◆ **TO BE DONE**: Filter the records below and copy every line containing the word "tweets".

◆ **TASK MATERIAL**:
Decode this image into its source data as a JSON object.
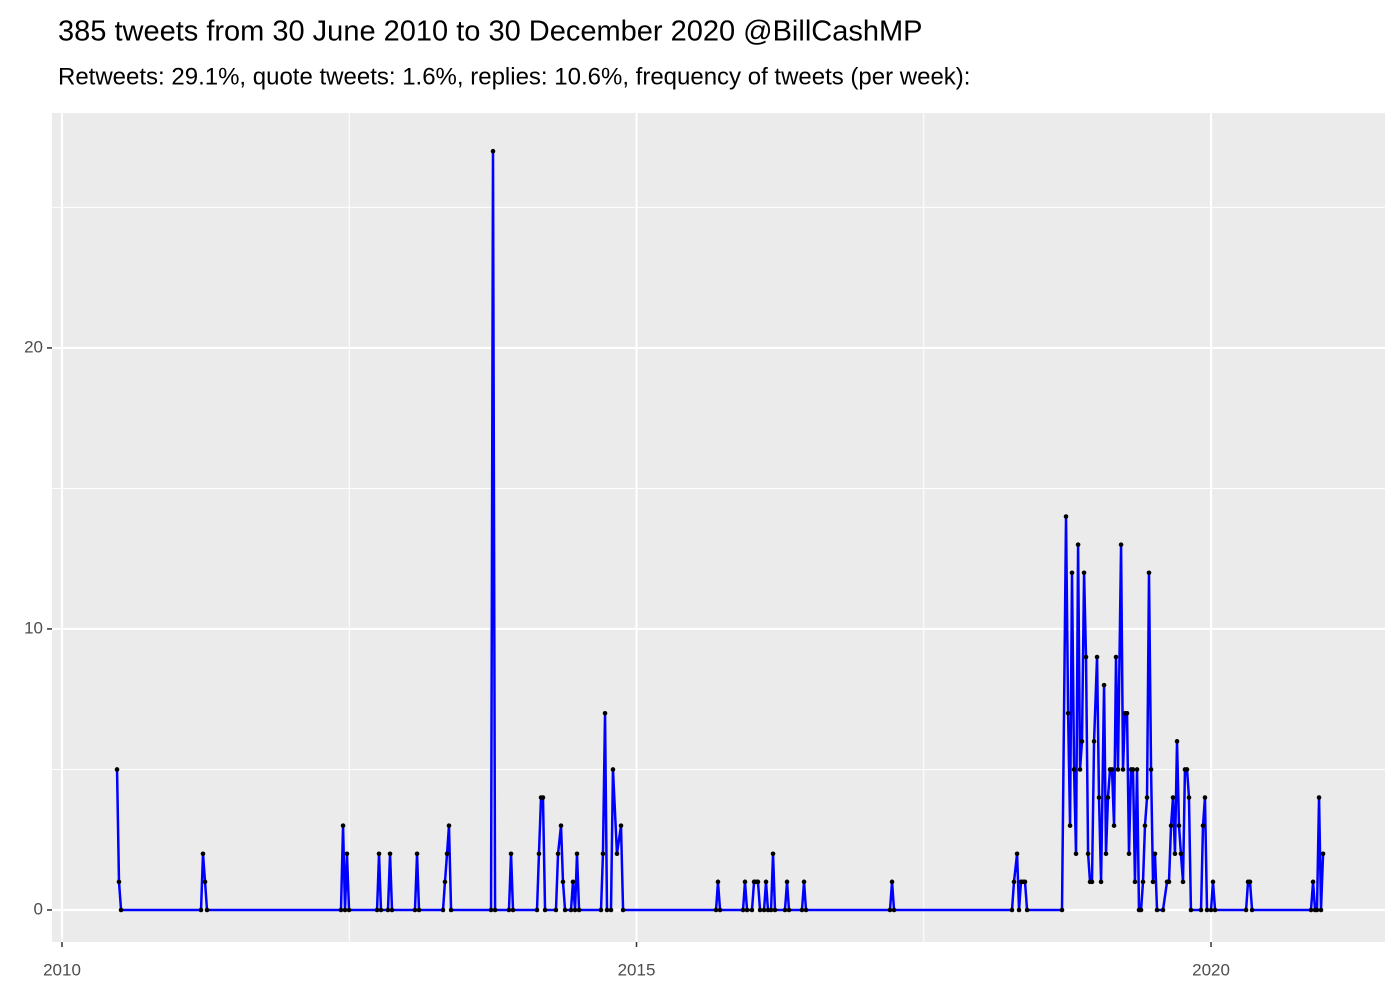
{
  "chart_data": {
    "type": "line",
    "title": "385 tweets from 30 June 2010 to 30 December 2020 @BillCashMP",
    "subtitle": "Retweets: 29.1%, quote tweets: 1.6%, replies: 10.6%, frequency of tweets (per week):",
    "x": [
      2010.479,
      2010.496,
      2010.514,
      2011.21,
      2011.227,
      2011.245,
      2011.262,
      2012.428,
      2012.446,
      2012.463,
      2012.48,
      2012.498,
      2012.742,
      2012.759,
      2012.776,
      2012.837,
      2012.855,
      2012.872,
      2013.072,
      2013.09,
      2013.107,
      2013.316,
      2013.333,
      2013.351,
      2013.368,
      2013.386,
      2013.734,
      2013.751,
      2013.769,
      2013.89,
      2013.908,
      2013.925,
      2014.134,
      2014.151,
      2014.169,
      2014.186,
      2014.204,
      2014.299,
      2014.317,
      2014.343,
      2014.36,
      2014.378,
      2014.43,
      2014.447,
      2014.465,
      2014.482,
      2014.5,
      2014.691,
      2014.708,
      2014.726,
      2014.743,
      2014.778,
      2014.795,
      2014.83,
      2014.865,
      2014.883,
      2015.692,
      2015.709,
      2015.727,
      2015.927,
      2015.944,
      2015.962,
      2016.005,
      2016.023,
      2016.04,
      2016.057,
      2016.075,
      2016.11,
      2016.127,
      2016.144,
      2016.171,
      2016.188,
      2016.205,
      2016.292,
      2016.31,
      2016.327,
      2016.44,
      2016.458,
      2016.475,
      2017.206,
      2017.224,
      2017.241,
      2018.268,
      2018.285,
      2018.312,
      2018.329,
      2018.346,
      2018.364,
      2018.381,
      2018.399,
      2018.703,
      2018.738,
      2018.756,
      2018.773,
      2018.79,
      2018.808,
      2018.825,
      2018.843,
      2018.86,
      2018.877,
      2018.895,
      2018.912,
      2018.93,
      2018.947,
      2018.964,
      2018.982,
      2019.008,
      2019.025,
      2019.043,
      2019.069,
      2019.086,
      2019.103,
      2019.121,
      2019.138,
      2019.156,
      2019.173,
      2019.19,
      2019.217,
      2019.234,
      2019.251,
      2019.269,
      2019.286,
      2019.304,
      2019.321,
      2019.338,
      2019.356,
      2019.373,
      2019.391,
      2019.408,
      2019.425,
      2019.443,
      2019.46,
      2019.478,
      2019.495,
      2019.512,
      2019.53,
      2019.582,
      2019.617,
      2019.634,
      2019.652,
      2019.669,
      2019.686,
      2019.704,
      2019.721,
      2019.738,
      2019.756,
      2019.773,
      2019.791,
      2019.808,
      2019.825,
      2019.913,
      2019.93,
      2019.947,
      2019.965,
      2020.0,
      2020.017,
      2020.035,
      2020.305,
      2020.322,
      2020.339,
      2020.357,
      2020.87,
      2020.888,
      2020.905,
      2020.922,
      2020.94,
      2020.957,
      2020.975
    ],
    "values": [
      5,
      1,
      0,
      0,
      2,
      1,
      0,
      0,
      3,
      0,
      2,
      0,
      0,
      2,
      0,
      0,
      2,
      0,
      0,
      2,
      0,
      0,
      1,
      2,
      3,
      0,
      0,
      27,
      0,
      0,
      2,
      0,
      0,
      2,
      4,
      4,
      0,
      0,
      2,
      3,
      1,
      0,
      0,
      1,
      0,
      2,
      0,
      0,
      2,
      7,
      0,
      0,
      5,
      2,
      3,
      0,
      0,
      1,
      0,
      0,
      1,
      0,
      0,
      1,
      1,
      1,
      0,
      0,
      1,
      0,
      0,
      2,
      0,
      0,
      1,
      0,
      0,
      1,
      0,
      0,
      1,
      0,
      0,
      1,
      2,
      0,
      1,
      1,
      1,
      0,
      0,
      14,
      7,
      3,
      12,
      5,
      2,
      13,
      5,
      6,
      12,
      9,
      2,
      1,
      1,
      6,
      9,
      4,
      1,
      8,
      2,
      4,
      5,
      5,
      3,
      9,
      5,
      13,
      5,
      7,
      7,
      2,
      5,
      5,
      1,
      5,
      0,
      0,
      1,
      3,
      4,
      12,
      5,
      1,
      2,
      0,
      0,
      1,
      1,
      3,
      4,
      2,
      6,
      3,
      2,
      1,
      5,
      5,
      4,
      0,
      0,
      3,
      4,
      0,
      0,
      1,
      0,
      0,
      1,
      1,
      0,
      0,
      1,
      0,
      0,
      4,
      0,
      2
    ],
    "color": "#0000ff",
    "point_color": "#000000",
    "xlim": [
      2009.913,
      2021.514
    ],
    "xticks": [
      2010,
      2015,
      2020
    ],
    "x_minor_grid": [
      2012.5,
      2017.5
    ],
    "ylim": [
      -1.14,
      28.36
    ],
    "yticks": [
      0,
      10,
      20
    ],
    "y_minor_grid": [
      5,
      15,
      25
    ],
    "grid": true
  }
}
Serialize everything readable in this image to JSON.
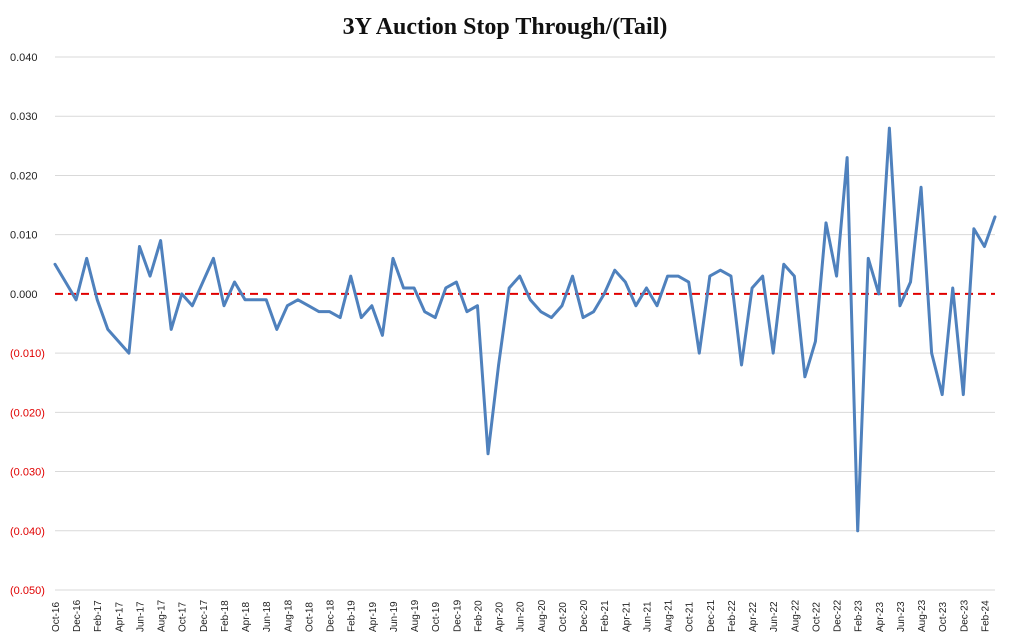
{
  "chart_data": {
    "type": "line",
    "title": "3Y Auction Stop Through/(Tail)",
    "xlabel": "",
    "ylabel": "",
    "ylim": [
      -0.05,
      0.04
    ],
    "yticks": [
      {
        "value": 0.04,
        "label": "0.040"
      },
      {
        "value": 0.03,
        "label": "0.030"
      },
      {
        "value": 0.02,
        "label": "0.020"
      },
      {
        "value": 0.01,
        "label": "0.010"
      },
      {
        "value": 0.0,
        "label": "0.000"
      },
      {
        "value": -0.01,
        "label": "(0.010)"
      },
      {
        "value": -0.02,
        "label": "(0.020)"
      },
      {
        "value": -0.03,
        "label": "(0.030)"
      },
      {
        "value": -0.04,
        "label": "(0.040)"
      },
      {
        "value": -0.05,
        "label": "(0.050)"
      }
    ],
    "grid": true,
    "colors": {
      "line": "#4F81BD",
      "zero_line": "#E00000",
      "positive_tick": "#222222",
      "negative_tick": "#E00000",
      "grid": "#D9D9D9"
    },
    "x": [
      "Oct-16",
      "Nov-16",
      "Dec-16",
      "Jan-17",
      "Feb-17",
      "Mar-17",
      "Apr-17",
      "May-17",
      "Jun-17",
      "Jul-17",
      "Aug-17",
      "Sep-17",
      "Oct-17",
      "Nov-17",
      "Dec-17",
      "Jan-18",
      "Feb-18",
      "Mar-18",
      "Apr-18",
      "May-18",
      "Jun-18",
      "Jul-18",
      "Aug-18",
      "Sep-18",
      "Oct-18",
      "Nov-18",
      "Dec-18",
      "Jan-19",
      "Feb-19",
      "Mar-19",
      "Apr-19",
      "May-19",
      "Jun-19",
      "Jul-19",
      "Aug-19",
      "Sep-19",
      "Oct-19",
      "Nov-19",
      "Dec-19",
      "Jan-20",
      "Feb-20",
      "Mar-20",
      "Apr-20",
      "May-20",
      "Jun-20",
      "Jul-20",
      "Aug-20",
      "Sep-20",
      "Oct-20",
      "Nov-20",
      "Dec-20",
      "Jan-21",
      "Feb-21",
      "Mar-21",
      "Apr-21",
      "May-21",
      "Jun-21",
      "Jul-21",
      "Aug-21",
      "Sep-21",
      "Oct-21",
      "Nov-21",
      "Dec-21",
      "Jan-22",
      "Feb-22",
      "Mar-22",
      "Apr-22",
      "May-22",
      "Jun-22",
      "Jul-22",
      "Aug-22",
      "Sep-22",
      "Oct-22",
      "Nov-22",
      "Dec-22",
      "Jan-23",
      "Feb-23",
      "Mar-23",
      "Apr-23",
      "May-23",
      "Jun-23",
      "Jul-23",
      "Aug-23",
      "Sep-23",
      "Oct-23",
      "Nov-23",
      "Dec-23",
      "Jan-24",
      "Feb-24",
      "Mar-24"
    ],
    "xtick_labels": [
      "Oct-16",
      "Dec-16",
      "Feb-17",
      "Apr-17",
      "Jun-17",
      "Aug-17",
      "Oct-17",
      "Dec-17",
      "Feb-18",
      "Apr-18",
      "Jun-18",
      "Aug-18",
      "Oct-18",
      "Dec-18",
      "Feb-19",
      "Apr-19",
      "Jun-19",
      "Aug-19",
      "Oct-19",
      "Dec-19",
      "Feb-20",
      "Apr-20",
      "Jun-20",
      "Aug-20",
      "Oct-20",
      "Dec-20",
      "Feb-21",
      "Apr-21",
      "Jun-21",
      "Aug-21",
      "Oct-21",
      "Dec-21",
      "Feb-22",
      "Apr-22",
      "Jun-22",
      "Aug-22",
      "Oct-22",
      "Dec-22",
      "Feb-23",
      "Apr-23",
      "Jun-23",
      "Aug-23",
      "Oct-23",
      "Dec-23",
      "Feb-24"
    ],
    "series": [
      {
        "values": [
          0.005,
          0.002,
          -0.001,
          0.006,
          -0.001,
          -0.006,
          -0.008,
          -0.01,
          0.008,
          0.003,
          0.009,
          -0.006,
          0.0,
          -0.002,
          0.002,
          0.006,
          -0.002,
          0.002,
          -0.001,
          -0.001,
          -0.001,
          -0.006,
          -0.002,
          -0.001,
          -0.002,
          -0.003,
          -0.003,
          -0.004,
          0.003,
          -0.004,
          -0.002,
          -0.007,
          0.006,
          0.001,
          0.001,
          -0.003,
          -0.004,
          0.001,
          0.002,
          -0.003,
          -0.002,
          -0.027,
          -0.012,
          0.001,
          0.003,
          -0.001,
          -0.003,
          -0.004,
          -0.002,
          0.003,
          -0.004,
          -0.003,
          0.0,
          0.004,
          0.002,
          -0.002,
          0.001,
          -0.002,
          0.003,
          0.003,
          0.002,
          -0.01,
          0.003,
          0.004,
          0.003,
          -0.012,
          0.001,
          0.003,
          -0.01,
          0.005,
          0.003,
          -0.014,
          -0.008,
          0.012,
          0.003,
          0.023,
          -0.04,
          0.006,
          0.0,
          0.028,
          -0.002,
          0.002,
          0.018,
          -0.01,
          -0.017,
          0.001,
          -0.017,
          0.011,
          0.008,
          0.013
        ]
      }
    ]
  }
}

◆ **WORKED SOLUTION**:
    "title": "385 tweets from 30 June 2010 to 30 December 2020 @BillCashMP",
    "subtitle": "Retweets: 29.1%, quote tweets: 1.6%, replies: 10.6%, frequency of tweets (per week):",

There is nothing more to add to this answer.